Data entries
************

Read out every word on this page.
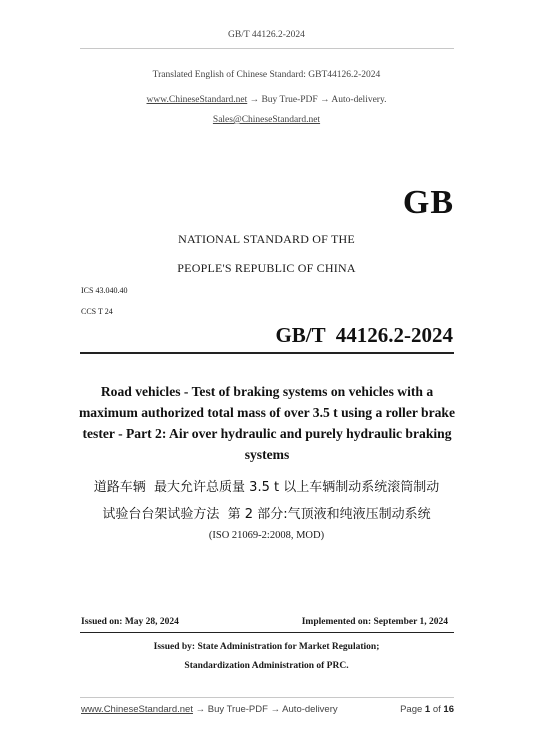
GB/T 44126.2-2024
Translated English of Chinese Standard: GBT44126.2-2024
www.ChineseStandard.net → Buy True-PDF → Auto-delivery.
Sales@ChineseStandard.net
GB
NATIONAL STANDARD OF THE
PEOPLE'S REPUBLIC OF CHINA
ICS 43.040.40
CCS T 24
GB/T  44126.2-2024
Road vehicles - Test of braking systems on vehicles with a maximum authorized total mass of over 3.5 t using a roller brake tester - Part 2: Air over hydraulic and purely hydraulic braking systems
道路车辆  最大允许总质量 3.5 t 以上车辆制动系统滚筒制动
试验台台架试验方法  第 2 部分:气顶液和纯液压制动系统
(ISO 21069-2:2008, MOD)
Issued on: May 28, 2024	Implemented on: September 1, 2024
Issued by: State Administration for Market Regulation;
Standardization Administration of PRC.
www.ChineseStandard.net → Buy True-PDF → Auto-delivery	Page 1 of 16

************

• _GOAL OF THE EXERCISE_: Copy the data word for word. Pictures do not go in the copy.

• _SOLUTION BELOW_:
Read out every word on this page.
GB/T 44126.2-2024
Translated English of Chinese Standard: GBT44126.2-2024
www.ChineseStandard.net → Buy True-PDF → Auto-delivery.
Sales@ChineseStandard.net
GB
NATIONAL STANDARD OF THE
PEOPLE'S REPUBLIC OF CHINA
ICS 43.040.40
CCS T 24
GB/T  44126.2-2024
Road vehicles - Test of braking systems on vehicles with a maximum authorized total mass of over 3.5 t using a roller brake tester - Part 2: Air over hydraulic and purely hydraulic braking systems
道路车辆  最大允许总质量 3.5 t 以上车辆制动系统滚筒制动
试验台台架试验方法  第 2 部分:气顶液和纯液压制动系统
(ISO 21069-2:2008, MOD)
Issued on: May 28, 2024	Implemented on: September 1, 2024
Issued by: State Administration for Market Regulation;
Standardization Administration of PRC.
www.ChineseStandard.net → Buy True-PDF → Auto-delivery	Page 1 of 16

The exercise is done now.